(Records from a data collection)
* Start *

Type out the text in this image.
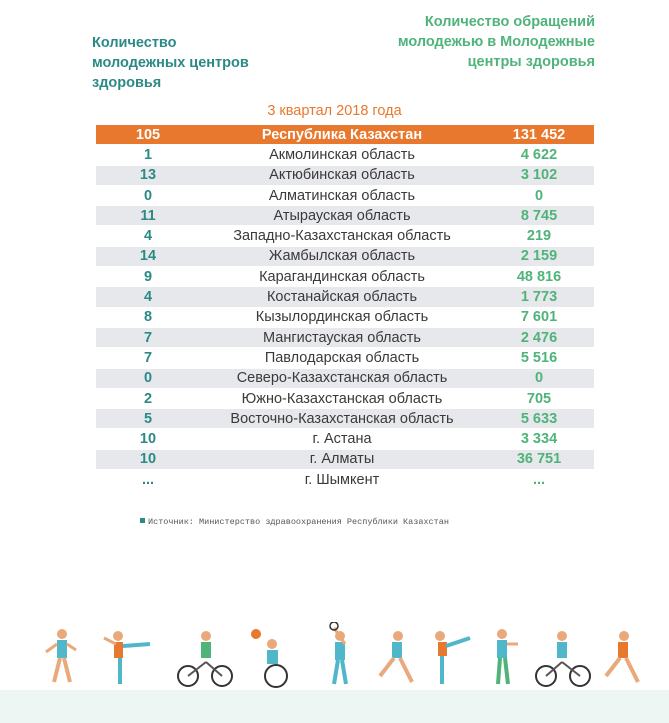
Количество молодежных центров здоровья
Количество обращений молодежью в Молодежные центры здоровья
3 квартал 2018 года
105	Республика Казахстан	131 452
1	Акмолинская область	4 622
13	Актюбинская область	3 102
0	Алматинская область	0
11	Атырауская область	8 745
4	Западно-Казахстанская область	219
14	Жамбылская область	2 159
9	Карагандинская область	48 816
4	Костанайская область	1 773
8	Кызылординская область	7 601
7	Мангистауская область	2 476
7	Павлодарская область	5 516
0	Северо-Казахстанская область	0
2	Южно-Казахстанская область	705
5	Восточно-Казахстанская область	5 633
10	г. Астана	3 334
10	г. Алматы	36 751
...	г. Шымкент	...
Источник: Министерство здравоохранения Республики Казахстан
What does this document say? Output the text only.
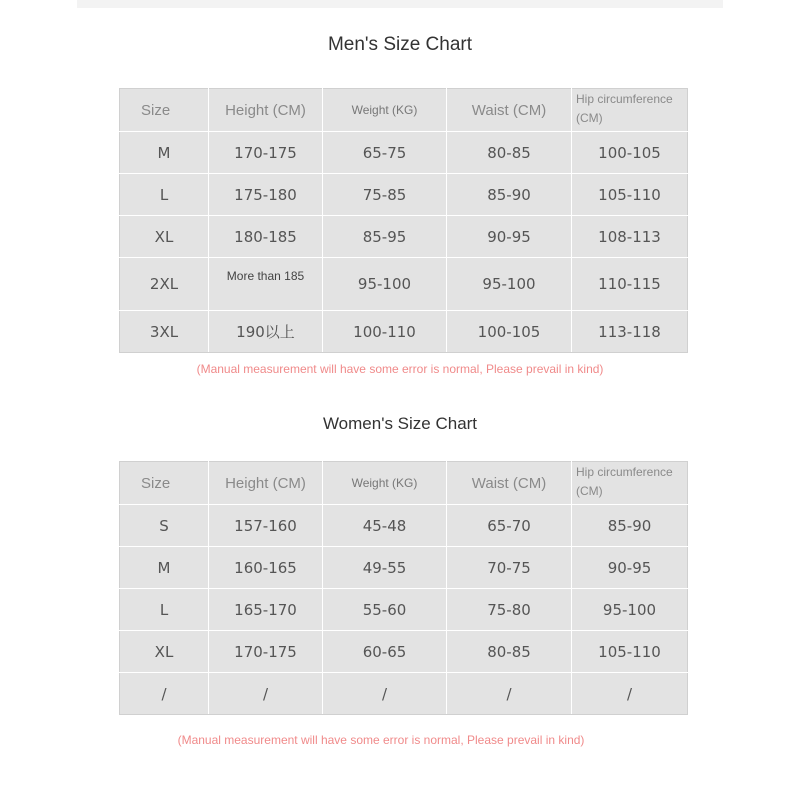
Men's Size Chart
Size	Height (CM)	Weight (KG)	Waist (CM)	Hip circumference (CM)
M	170-175	65-75	80-85	100-105
L	175-180	75-85	85-90	105-110
XL	180-185	85-95	90-95	108-113
2XL	More than 185	95-100	95-100	110-115
3XL	190以上	100-110	100-105	113-118
(Manual measurement will have some error is normal, Please prevail in kind)
Women's Size Chart
Size	Height (CM)	Weight (KG)	Waist (CM)	Hip circumference (CM)
S	157-160	45-48	65-70	85-90
M	160-165	49-55	70-75	90-95
L	165-170	55-60	75-80	95-100
XL	170-175	60-65	80-85	105-110
/	/	/	/	/
(Manual measurement will have some error is normal, Please prevail in kind)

* End *

* **Task directions**: Copy each line in the data that holds the word "Size".

* **Answer to the problem**:
Men's Size Chart
Size	Height (CM)	Weight (KG)	Waist (CM)	Hip circumference (CM)
Women's Size Chart
Size	Height (CM)	Weight (KG)	Waist (CM)	Hip circumference (CM)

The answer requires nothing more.